WHAT YOU ARE ASKED TO DO
Read the records below. Copy each line where the string "Applied" occurs.

━━━

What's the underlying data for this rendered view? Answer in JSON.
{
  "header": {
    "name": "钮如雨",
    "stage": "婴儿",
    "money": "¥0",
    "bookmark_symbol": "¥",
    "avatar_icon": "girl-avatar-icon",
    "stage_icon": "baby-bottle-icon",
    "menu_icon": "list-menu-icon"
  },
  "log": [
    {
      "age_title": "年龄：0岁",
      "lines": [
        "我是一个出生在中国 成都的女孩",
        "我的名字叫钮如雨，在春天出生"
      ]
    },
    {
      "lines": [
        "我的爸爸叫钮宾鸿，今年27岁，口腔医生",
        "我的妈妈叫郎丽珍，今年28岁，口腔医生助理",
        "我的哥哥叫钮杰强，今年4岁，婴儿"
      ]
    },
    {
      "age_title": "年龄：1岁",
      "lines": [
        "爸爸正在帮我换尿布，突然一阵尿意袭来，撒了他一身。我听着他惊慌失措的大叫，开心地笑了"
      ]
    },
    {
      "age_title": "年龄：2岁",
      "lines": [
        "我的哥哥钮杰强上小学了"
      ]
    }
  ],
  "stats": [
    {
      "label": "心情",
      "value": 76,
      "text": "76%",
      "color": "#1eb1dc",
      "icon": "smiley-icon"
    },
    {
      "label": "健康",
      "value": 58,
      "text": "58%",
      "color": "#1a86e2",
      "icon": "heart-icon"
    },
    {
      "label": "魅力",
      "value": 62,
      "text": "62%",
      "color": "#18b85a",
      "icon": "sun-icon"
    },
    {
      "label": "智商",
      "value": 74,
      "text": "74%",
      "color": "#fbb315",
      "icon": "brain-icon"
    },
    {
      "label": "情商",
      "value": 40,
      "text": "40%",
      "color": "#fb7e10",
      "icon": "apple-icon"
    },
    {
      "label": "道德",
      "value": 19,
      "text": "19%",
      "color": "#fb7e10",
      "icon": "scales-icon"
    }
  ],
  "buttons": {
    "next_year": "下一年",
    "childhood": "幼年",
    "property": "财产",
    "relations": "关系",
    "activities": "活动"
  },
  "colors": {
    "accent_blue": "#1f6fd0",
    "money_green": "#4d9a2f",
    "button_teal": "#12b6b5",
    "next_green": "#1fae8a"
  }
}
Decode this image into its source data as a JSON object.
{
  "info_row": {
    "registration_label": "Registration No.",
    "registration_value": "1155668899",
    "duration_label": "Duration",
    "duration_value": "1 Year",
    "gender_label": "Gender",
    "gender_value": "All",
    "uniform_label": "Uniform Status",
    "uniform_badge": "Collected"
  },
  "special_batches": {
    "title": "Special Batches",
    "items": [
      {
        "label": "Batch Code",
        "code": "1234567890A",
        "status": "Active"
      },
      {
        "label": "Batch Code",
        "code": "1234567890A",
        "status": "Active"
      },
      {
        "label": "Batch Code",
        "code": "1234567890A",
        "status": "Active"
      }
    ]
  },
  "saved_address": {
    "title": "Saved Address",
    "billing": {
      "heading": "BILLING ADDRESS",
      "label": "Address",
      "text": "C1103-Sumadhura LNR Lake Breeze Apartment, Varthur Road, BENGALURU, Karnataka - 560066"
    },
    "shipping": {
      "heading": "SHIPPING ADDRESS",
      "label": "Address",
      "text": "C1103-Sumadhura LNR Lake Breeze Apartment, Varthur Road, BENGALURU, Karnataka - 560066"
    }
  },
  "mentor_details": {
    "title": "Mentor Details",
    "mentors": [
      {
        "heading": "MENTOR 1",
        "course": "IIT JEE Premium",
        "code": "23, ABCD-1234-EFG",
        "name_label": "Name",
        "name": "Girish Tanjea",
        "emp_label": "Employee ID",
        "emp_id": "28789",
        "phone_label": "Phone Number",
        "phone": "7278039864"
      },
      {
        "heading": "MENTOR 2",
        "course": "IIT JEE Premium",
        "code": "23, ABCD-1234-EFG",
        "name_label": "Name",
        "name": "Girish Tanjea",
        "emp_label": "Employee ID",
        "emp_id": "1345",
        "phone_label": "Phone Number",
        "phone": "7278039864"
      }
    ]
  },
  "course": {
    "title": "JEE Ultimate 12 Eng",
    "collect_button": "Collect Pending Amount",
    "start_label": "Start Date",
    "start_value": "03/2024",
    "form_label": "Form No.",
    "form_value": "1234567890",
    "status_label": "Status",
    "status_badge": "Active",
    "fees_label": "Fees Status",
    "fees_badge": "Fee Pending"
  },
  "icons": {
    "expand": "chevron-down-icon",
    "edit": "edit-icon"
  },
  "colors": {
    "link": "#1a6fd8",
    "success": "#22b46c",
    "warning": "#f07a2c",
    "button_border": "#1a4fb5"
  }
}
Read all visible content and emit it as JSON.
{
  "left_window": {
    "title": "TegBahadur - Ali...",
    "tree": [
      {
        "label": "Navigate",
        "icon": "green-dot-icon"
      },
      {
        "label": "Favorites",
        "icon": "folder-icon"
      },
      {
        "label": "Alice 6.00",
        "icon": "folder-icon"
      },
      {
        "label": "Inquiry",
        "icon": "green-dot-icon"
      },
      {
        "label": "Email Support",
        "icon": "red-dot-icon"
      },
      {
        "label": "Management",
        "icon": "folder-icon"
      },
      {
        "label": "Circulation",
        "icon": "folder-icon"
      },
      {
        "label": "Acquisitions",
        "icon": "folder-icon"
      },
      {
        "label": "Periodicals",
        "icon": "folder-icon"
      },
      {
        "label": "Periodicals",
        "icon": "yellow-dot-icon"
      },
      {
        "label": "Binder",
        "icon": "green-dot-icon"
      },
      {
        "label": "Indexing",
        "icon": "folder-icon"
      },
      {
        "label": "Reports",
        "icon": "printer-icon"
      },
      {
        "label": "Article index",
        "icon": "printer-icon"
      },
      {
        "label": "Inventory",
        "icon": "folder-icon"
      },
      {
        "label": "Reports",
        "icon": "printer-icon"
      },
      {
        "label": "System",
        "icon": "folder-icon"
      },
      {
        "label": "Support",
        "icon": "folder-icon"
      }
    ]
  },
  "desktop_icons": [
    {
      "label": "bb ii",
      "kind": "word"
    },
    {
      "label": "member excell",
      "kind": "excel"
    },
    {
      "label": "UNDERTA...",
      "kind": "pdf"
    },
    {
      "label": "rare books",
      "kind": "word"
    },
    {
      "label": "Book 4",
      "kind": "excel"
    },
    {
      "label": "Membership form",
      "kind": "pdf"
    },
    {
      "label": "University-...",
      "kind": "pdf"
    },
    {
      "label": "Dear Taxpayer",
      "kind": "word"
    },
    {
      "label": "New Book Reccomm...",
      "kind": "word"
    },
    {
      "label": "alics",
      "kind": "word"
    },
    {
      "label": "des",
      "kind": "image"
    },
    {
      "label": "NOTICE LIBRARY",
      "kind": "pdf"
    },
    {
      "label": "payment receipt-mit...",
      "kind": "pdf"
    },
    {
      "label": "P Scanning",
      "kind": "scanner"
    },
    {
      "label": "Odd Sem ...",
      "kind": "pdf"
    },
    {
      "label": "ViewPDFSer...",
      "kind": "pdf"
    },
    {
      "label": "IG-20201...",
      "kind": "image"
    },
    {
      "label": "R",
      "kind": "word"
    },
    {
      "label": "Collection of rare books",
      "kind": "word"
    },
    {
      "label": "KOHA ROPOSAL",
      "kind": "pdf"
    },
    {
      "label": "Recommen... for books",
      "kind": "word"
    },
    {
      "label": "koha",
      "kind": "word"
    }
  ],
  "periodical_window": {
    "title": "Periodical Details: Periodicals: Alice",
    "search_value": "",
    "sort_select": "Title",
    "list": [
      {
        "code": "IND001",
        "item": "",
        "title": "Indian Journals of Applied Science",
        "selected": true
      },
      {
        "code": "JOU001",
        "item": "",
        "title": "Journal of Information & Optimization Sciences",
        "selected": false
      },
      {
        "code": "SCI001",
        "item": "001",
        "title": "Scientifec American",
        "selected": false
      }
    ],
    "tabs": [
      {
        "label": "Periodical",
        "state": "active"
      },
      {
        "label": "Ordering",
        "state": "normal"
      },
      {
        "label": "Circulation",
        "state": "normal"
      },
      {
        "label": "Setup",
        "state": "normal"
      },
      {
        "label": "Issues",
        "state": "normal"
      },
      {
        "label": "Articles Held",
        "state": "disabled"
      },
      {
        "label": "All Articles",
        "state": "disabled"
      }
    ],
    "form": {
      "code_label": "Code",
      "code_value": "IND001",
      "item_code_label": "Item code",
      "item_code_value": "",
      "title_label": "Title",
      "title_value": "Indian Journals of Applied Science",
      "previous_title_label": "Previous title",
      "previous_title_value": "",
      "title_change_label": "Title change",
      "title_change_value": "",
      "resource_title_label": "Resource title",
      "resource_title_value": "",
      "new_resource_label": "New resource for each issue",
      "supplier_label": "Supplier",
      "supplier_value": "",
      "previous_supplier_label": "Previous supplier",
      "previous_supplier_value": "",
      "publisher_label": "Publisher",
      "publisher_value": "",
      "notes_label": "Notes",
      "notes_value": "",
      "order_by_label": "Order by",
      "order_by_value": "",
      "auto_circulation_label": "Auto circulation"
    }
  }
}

━━━

SOLUTION
        "title": "Indian Journals of Applied Science",
      "title_value": "Indian Journals of Applied Science",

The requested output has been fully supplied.